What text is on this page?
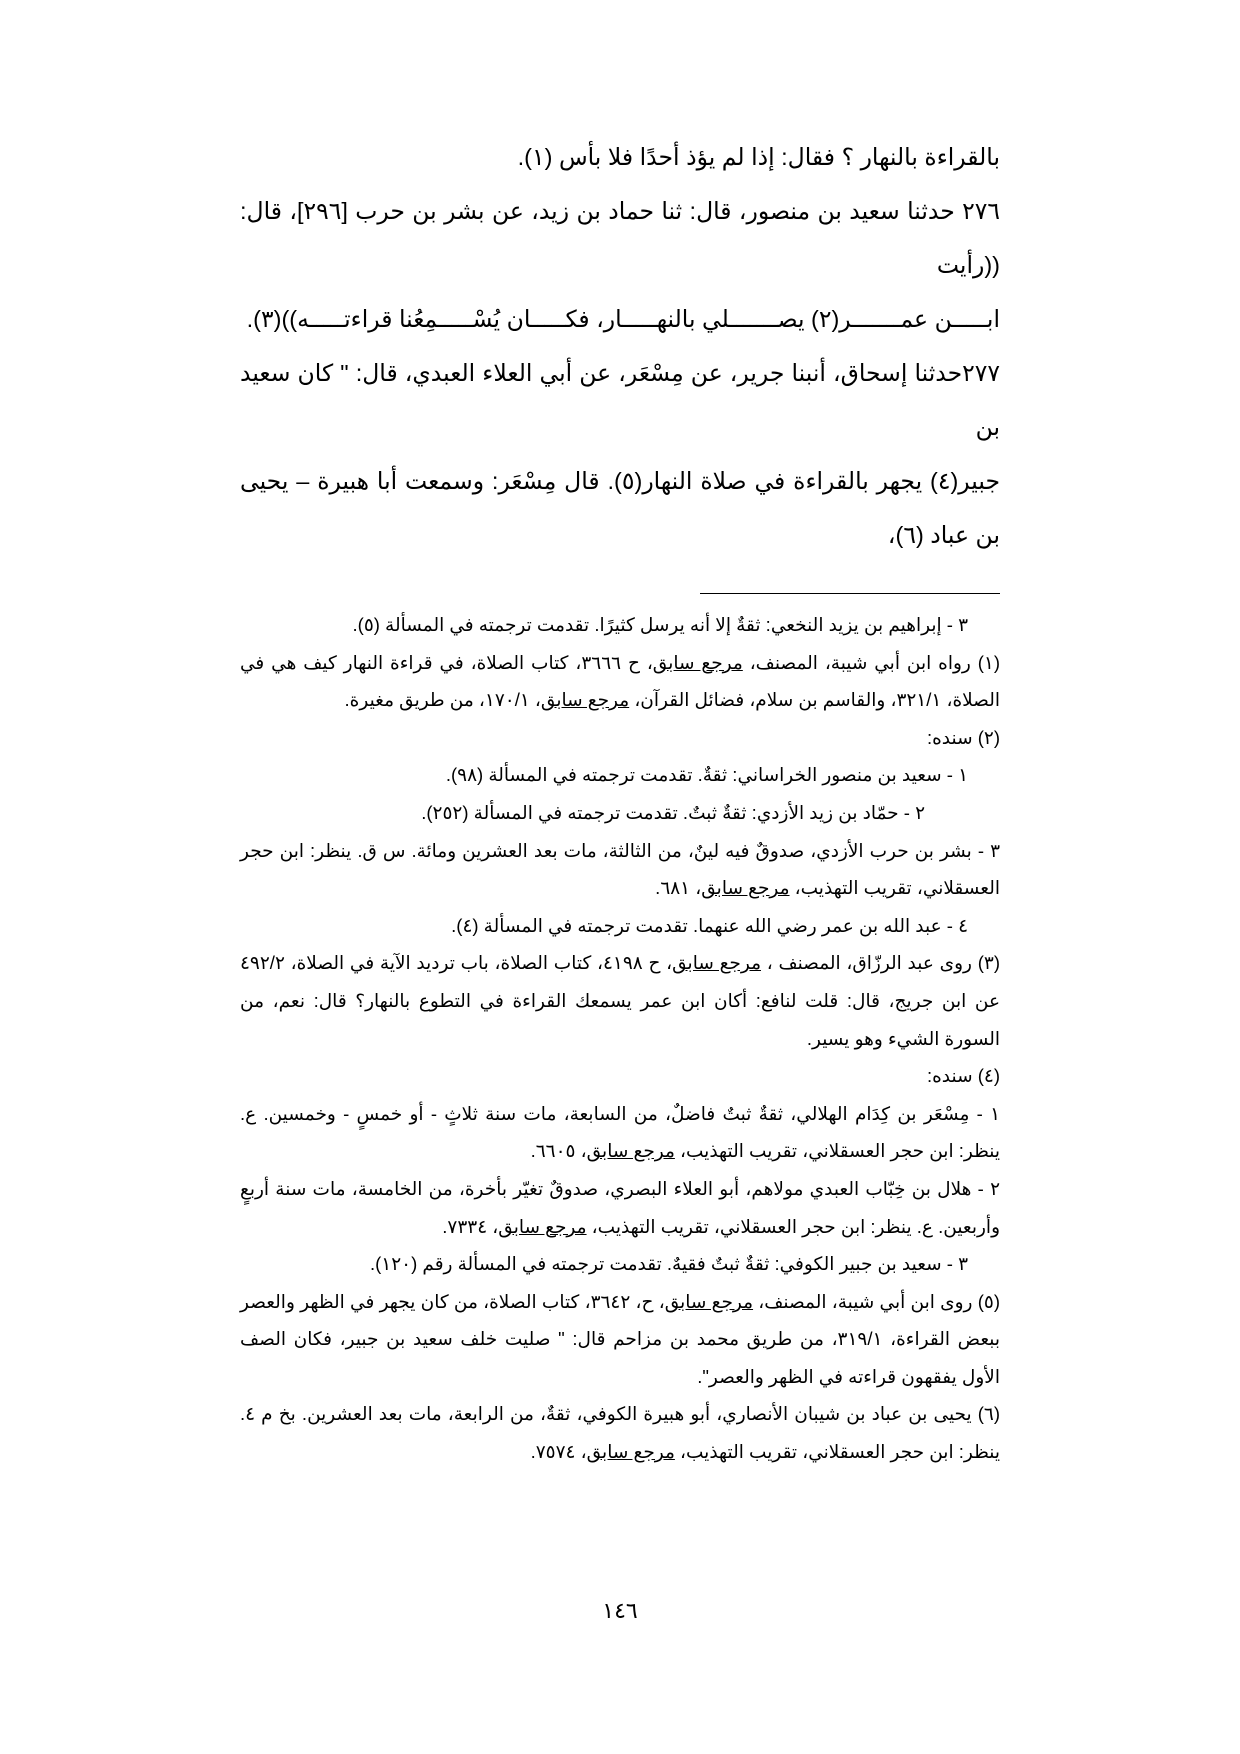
بالقراءة بالنهار ؟ فقال: إذا لم يؤذ أحدًا فلا بأس (١).

٢٧٦ حدثنا سعيد بن منصور، قال: ثنا حماد بن زيد، عن بشر بن حرب [٢٩٦]، قال: ((رأيت

ابـــــن عمـــــــر(٢) يصـــــــلي بالنهـــــار، فكـــــان يُسْـــــمِعُنا قراءتـــــه))(٣).

٢٧٧حدثنا إسحاق، أنبنا جرير، عن مِسْعَر، عن أبي العلاء العبدي، قال: " كان سعيد بن

جبير(٤) يجهر بالقراءة في صلاة النهار(٥). قال مِسْعَر: وسمعت أبا هبيرة – يحيى بن عباد (٦)،

٣ - إبراهيم بن يزيد النخعي: ثقةٌ إلا أنه يرسل كثيرًا. تقدمت ترجمته في المسألة (٥).

(١) رواه ابن أبي شيبة، المصنف، مرجع سابق، ح ٣٦٦٦، كتاب الصلاة، في قراءة النهار كيف هي في الصلاة، ٣٢١/١، والقاسم بن سلام، فضائل القرآن، مرجع سابق، ١٧٠/١، من طريق مغيرة.

(٢) سنده:

١ - سعيد بن منصور الخراساني: ثقةٌ. تقدمت ترجمته في المسألة (٩٨).

٢ - حمّاد بن زيد الأزدي: ثقةٌ ثبتٌ. تقدمت ترجمته في المسألة (٢٥٢).

٣ - بشر بن حرب الأزدي، صدوقٌ فيه لينٌ، من الثالثة، مات بعد العشرين ومائة. س ق. ينظر: ابن حجر العسقلاني، تقريب التهذيب، مرجع سابق، ٦٨١.

٤ - عبد الله بن عمر رضي الله عنهما. تقدمت ترجمته في المسألة (٤).

(٣) روى عبد الرزّاق، المصنف ، مرجع سابق، ح ٤١٩٨، كتاب الصلاة، باب ترديد الآية في الصلاة، ٤٩٢/٢ عن ابن جريج، قال: قلت لنافع: أكان ابن عمر يسمعك القراءة في التطوع بالنهار؟ قال: نعم، من السورة الشيء وهو يسير.

(٤) سنده:

١ - مِسْعَر بن كِدَام الهلالي، ثقةٌ ثبتٌ فاضلٌ، من السابعة، مات سنة ثلاثٍ - أو خمسٍ - وخمسين. ع. ينظر: ابن حجر العسقلاني، تقريب التهذيب، مرجع سابق، ٦٦٠٥.

٢ - هلال بن خِبّاب العبدي مولاهم، أبو العلاء البصري، صدوقٌ تغيّر بأخرة، من الخامسة، مات سنة أربعٍ وأربعين. ع. ينظر: ابن حجر العسقلاني، تقريب التهذيب، مرجع سابق، ٧٣٣٤.

٣ - سعيد بن جبير الكوفي: ثقةٌ ثبتٌ فقيهٌ. تقدمت ترجمته في المسألة رقم (١٢٠).

(٥) روى ابن أبي شيبة، المصنف، مرجع سابق، ح، ٣٦٤٢، كتاب الصلاة، من كان يجهر في الظهر والعصر ببعض القراءة، ٣١٩/١، من طريق محمد بن مزاحم قال: " صليت خلف سعيد بن جبير، فكان الصف الأول يفقهون قراءته في الظهر والعصر".

(٦) يحيى بن عباد بن شيبان الأنصاري، أبو هبيرة الكوفي، ثقةٌ، من الرابعة، مات بعد العشرين. بخ م ٤. ينظر: ابن حجر العسقلاني، تقريب التهذيب، مرجع سابق، ٧٥٧٤.

١٤٦
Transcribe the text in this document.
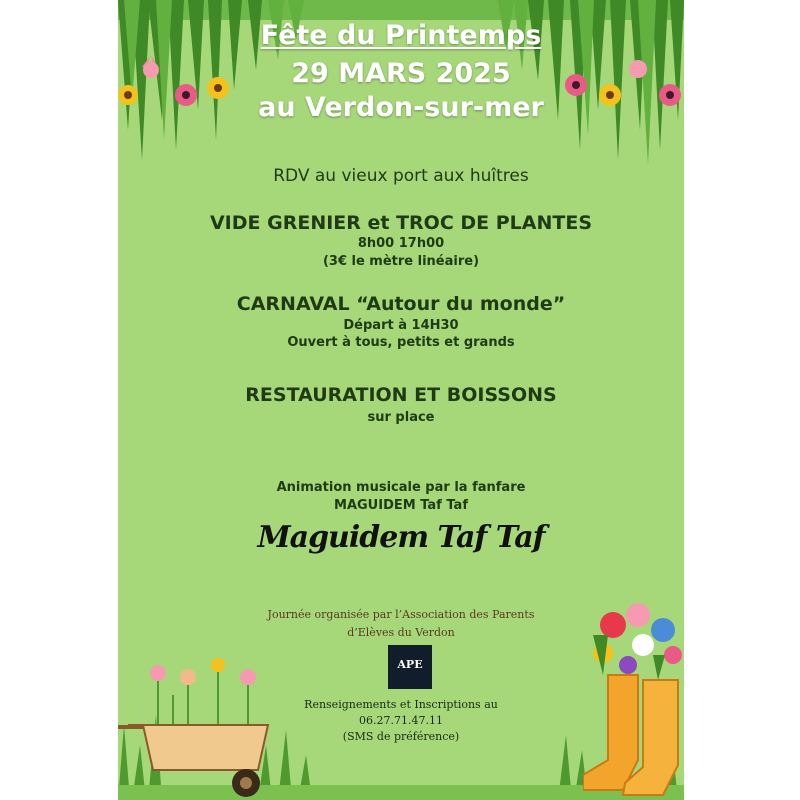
Fête du Printemps
29 MARS 2025
au Verdon-sur-mer
RDV au vieux port aux huîtres
VIDE GRENIER et TROC DE PLANTES
8h00 17h00
(3€ le mètre linéaire)
CARNAVAL “Autour du monde”
Départ à 14H30
Ouvert à tous, petits et grands
RESTAURATION ET BOISSONS
sur place
Animation musicale par la fanfare
MAGUIDEM Taf Taf
Maguidem Taf Taf
Journée organisée par l’Association des Parents
d’Elèves du Verdon
APE
Renseignements et Inscriptions au
06.27.71.47.11
(SMS de préférence)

——

• Written problem:
Reproduce the listing exactly. Leave its pictures out.

• Exercise solution:
What text is on this page?
بالقراءة بالنهار ؟ فقال: إذا لم يؤذ أحدًا فلا بأس (١).

٢٧٦ حدثنا سعيد بن منصور، قال: ثنا حماد بن زيد، عن بشر بن حرب [٢٩٦]، قال: ((رأيت

ابـــــن عمـــــــر(٢) يصـــــــلي بالنهـــــار، فكـــــان يُسْـــــمِعُنا قراءتـــــه))(٣).

٢٧٧حدثنا إسحاق، أنبنا جرير، عن مِسْعَر، عن أبي العلاء العبدي، قال: " كان سعيد بن

جبير(٤) يجهر بالقراءة في صلاة النهار(٥). قال مِسْعَر: وسمعت أبا هبيرة – يحيى بن عباد (٦)،

٣ - إبراهيم بن يزيد النخعي: ثقةٌ إلا أنه يرسل كثيرًا. تقدمت ترجمته في المسألة (٥).

(١) رواه ابن أبي شيبة، المصنف، مرجع سابق، ح ٣٦٦٦، كتاب الصلاة، في قراءة النهار كيف هي في الصلاة، ٣٢١/١، والقاسم بن سلام، فضائل القرآن، مرجع سابق، ١٧٠/١، من طريق مغيرة.

(٢) سنده:

١ - سعيد بن منصور الخراساني: ثقةٌ. تقدمت ترجمته في المسألة (٩٨).

٢ - حمّاد بن زيد الأزدي: ثقةٌ ثبتٌ. تقدمت ترجمته في المسألة (٢٥٢).

٣ - بشر بن حرب الأزدي، صدوقٌ فيه لينٌ، من الثالثة، مات بعد العشرين ومائة. س ق. ينظر: ابن حجر العسقلاني، تقريب التهذيب، مرجع سابق، ٦٨١.

٤ - عبد الله بن عمر رضي الله عنهما. تقدمت ترجمته في المسألة (٤).

(٣) روى عبد الرزّاق، المصنف ، مرجع سابق، ح ٤١٩٨، كتاب الصلاة، باب ترديد الآية في الصلاة، ٤٩٢/٢ عن ابن جريج، قال: قلت لنافع: أكان ابن عمر يسمعك القراءة في التطوع بالنهار؟ قال: نعم، من السورة الشيء وهو يسير.

(٤) سنده:

١ - مِسْعَر بن كِدَام الهلالي، ثقةٌ ثبتٌ فاضلٌ، من السابعة، مات سنة ثلاثٍ - أو خمسٍ - وخمسين. ع. ينظر: ابن حجر العسقلاني، تقريب التهذيب، مرجع سابق، ٦٦٠٥.

٢ - هلال بن خِبّاب العبدي مولاهم، أبو العلاء البصري، صدوقٌ تغيّر بأخرة، من الخامسة، مات سنة أربعٍ وأربعين. ع. ينظر: ابن حجر العسقلاني، تقريب التهذيب، مرجع سابق، ٧٣٣٤.

٣ - سعيد بن جبير الكوفي: ثقةٌ ثبتٌ فقيهٌ. تقدمت ترجمته في المسألة رقم (١٢٠).

(٥) روى ابن أبي شيبة، المصنف، مرجع سابق، ح، ٣٦٤٢، كتاب الصلاة، من كان يجهر في الظهر والعصر ببعض القراءة، ٣١٩/١، من طريق محمد بن مزاحم قال: " صليت خلف سعيد بن جبير، فكان الصف الأول يفقهون قراءته في الظهر والعصر".

(٦) يحيى بن عباد بن شيبان الأنصاري، أبو هبيرة الكوفي، ثقةٌ، من الرابعة، مات بعد العشرين. بخ م ٤. ينظر: ابن حجر العسقلاني، تقريب التهذيب، مرجع سابق، ٧٥٧٤.

١٤٦
Transcribe the text in this document.
Fête du Printemps
29 MARS 2025
au Verdon-sur-mer
RDV au vieux port aux huîtres
VIDE GRENIER et TROC DE PLANTES
8h00 17h00
(3€ le mètre linéaire)
CARNAVAL “Autour du monde”
Départ à 14H30
Ouvert à tous, petits et grands
RESTAURATION ET BOISSONS
sur place
Animation musicale par la fanfare
MAGUIDEM Taf Taf
Maguidem Taf Taf
Journée organisée par l’Association des Parents
d’Elèves du Verdon
APE
Renseignements et Inscriptions au
06.27.71.47.11
(SMS de préférence)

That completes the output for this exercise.